Given request – Copy out every line that contains "JSON".

## START

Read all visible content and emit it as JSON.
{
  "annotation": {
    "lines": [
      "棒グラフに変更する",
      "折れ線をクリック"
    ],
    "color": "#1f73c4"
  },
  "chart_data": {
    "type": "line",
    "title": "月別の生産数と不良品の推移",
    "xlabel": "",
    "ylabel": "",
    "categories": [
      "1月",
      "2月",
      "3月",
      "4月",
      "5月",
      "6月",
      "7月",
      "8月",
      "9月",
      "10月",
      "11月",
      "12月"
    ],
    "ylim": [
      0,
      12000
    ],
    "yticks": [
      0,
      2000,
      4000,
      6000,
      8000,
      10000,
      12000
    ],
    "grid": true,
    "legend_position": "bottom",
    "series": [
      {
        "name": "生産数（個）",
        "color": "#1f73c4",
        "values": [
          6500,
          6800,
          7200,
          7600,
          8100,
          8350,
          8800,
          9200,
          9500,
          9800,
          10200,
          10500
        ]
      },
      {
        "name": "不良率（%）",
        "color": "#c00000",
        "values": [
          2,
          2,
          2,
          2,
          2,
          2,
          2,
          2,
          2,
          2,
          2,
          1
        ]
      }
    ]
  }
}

## END
## START

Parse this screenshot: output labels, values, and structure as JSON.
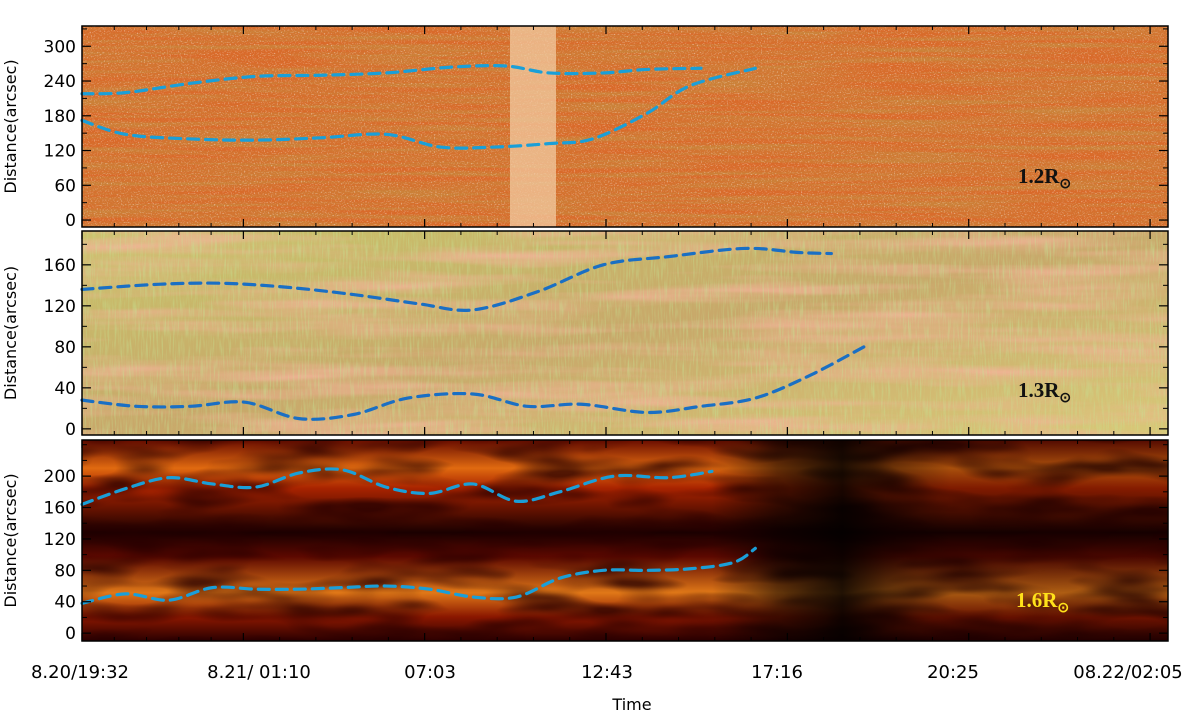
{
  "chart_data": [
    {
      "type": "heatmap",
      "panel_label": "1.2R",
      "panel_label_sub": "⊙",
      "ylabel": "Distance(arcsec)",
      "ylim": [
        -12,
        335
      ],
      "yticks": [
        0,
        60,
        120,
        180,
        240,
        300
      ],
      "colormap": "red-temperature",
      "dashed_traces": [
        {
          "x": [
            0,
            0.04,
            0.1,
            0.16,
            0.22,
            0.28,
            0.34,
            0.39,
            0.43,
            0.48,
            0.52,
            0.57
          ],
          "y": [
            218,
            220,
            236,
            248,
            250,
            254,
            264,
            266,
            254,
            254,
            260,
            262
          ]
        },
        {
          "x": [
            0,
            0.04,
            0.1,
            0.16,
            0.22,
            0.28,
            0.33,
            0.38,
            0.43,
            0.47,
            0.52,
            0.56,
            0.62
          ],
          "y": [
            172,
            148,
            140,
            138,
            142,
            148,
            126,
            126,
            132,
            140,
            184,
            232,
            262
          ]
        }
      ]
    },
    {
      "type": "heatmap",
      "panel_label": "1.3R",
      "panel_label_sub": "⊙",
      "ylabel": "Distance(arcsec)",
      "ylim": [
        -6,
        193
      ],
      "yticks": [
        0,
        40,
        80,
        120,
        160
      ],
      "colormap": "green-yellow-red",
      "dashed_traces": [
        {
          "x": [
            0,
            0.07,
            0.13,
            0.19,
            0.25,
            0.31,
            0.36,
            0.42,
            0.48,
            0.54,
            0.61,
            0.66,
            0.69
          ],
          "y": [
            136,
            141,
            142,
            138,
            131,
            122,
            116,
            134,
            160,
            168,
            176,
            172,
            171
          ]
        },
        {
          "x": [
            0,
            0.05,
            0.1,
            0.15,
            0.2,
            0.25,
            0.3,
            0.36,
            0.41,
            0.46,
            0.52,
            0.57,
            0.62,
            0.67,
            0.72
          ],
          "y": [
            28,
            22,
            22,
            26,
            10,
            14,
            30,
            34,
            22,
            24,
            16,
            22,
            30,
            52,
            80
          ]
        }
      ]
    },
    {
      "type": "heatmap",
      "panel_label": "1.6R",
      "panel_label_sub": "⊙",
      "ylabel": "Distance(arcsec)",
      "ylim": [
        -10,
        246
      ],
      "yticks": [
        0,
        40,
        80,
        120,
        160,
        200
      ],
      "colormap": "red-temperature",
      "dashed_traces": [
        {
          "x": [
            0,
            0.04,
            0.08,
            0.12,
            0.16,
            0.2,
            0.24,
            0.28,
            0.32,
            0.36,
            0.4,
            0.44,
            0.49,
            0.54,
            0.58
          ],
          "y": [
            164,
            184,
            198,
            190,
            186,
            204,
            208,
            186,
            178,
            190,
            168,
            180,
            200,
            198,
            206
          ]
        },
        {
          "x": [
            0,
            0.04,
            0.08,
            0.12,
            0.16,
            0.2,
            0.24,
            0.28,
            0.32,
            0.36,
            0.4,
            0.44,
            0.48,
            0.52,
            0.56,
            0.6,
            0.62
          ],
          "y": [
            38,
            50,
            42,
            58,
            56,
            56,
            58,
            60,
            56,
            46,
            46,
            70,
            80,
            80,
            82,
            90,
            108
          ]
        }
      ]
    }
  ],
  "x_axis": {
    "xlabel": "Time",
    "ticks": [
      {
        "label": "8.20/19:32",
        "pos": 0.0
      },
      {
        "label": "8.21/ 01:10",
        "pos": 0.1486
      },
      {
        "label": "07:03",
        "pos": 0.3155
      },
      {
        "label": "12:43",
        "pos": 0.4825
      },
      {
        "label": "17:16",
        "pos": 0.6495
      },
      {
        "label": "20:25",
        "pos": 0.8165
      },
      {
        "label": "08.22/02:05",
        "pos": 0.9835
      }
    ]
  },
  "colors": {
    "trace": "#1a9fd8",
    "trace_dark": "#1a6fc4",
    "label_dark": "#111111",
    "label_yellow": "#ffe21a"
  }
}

## END

Answer to the problem –
Read all visible content and emit it as JSON.
Parse this screenshot: output labels, values, and structure as JSON.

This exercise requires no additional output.